**What is being asked:** How many lines hold the string "Emojis"? Give only the number.

════════════════

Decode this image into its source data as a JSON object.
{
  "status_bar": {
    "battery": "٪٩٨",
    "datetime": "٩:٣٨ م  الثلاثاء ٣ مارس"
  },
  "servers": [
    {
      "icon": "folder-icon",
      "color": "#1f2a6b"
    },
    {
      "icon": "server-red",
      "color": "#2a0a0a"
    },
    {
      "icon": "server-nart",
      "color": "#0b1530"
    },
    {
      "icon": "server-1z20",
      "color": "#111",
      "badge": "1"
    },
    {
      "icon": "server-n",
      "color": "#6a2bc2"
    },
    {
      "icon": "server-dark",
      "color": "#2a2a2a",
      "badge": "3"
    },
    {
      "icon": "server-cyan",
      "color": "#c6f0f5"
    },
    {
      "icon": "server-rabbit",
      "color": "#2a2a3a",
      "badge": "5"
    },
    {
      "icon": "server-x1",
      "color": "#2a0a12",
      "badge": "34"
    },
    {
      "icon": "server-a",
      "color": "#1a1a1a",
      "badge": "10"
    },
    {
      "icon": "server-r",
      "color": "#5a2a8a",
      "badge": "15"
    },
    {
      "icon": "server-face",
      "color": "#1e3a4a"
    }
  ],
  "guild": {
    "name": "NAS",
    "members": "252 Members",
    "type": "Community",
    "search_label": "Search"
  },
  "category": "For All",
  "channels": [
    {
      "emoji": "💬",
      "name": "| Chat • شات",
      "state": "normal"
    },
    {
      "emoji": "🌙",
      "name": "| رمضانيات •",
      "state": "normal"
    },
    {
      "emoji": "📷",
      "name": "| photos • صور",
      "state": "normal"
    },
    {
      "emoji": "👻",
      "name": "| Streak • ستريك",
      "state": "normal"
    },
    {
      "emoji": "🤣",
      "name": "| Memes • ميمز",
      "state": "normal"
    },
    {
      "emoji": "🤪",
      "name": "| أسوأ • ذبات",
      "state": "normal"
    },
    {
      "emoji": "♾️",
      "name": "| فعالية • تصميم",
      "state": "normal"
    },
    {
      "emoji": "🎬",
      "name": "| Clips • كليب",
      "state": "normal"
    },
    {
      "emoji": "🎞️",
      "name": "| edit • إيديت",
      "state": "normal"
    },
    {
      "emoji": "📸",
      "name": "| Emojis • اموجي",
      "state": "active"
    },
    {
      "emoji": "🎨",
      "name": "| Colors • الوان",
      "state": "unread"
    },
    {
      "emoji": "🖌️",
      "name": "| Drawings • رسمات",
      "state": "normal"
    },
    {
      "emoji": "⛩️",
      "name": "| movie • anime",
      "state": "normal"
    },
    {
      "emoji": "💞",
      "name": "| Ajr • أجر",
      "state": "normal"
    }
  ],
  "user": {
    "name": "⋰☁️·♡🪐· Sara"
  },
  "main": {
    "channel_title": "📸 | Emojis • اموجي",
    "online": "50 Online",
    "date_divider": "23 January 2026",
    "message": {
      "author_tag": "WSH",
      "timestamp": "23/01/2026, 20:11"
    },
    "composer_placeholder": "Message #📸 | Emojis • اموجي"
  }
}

════════════════

**Exercise answer:** 3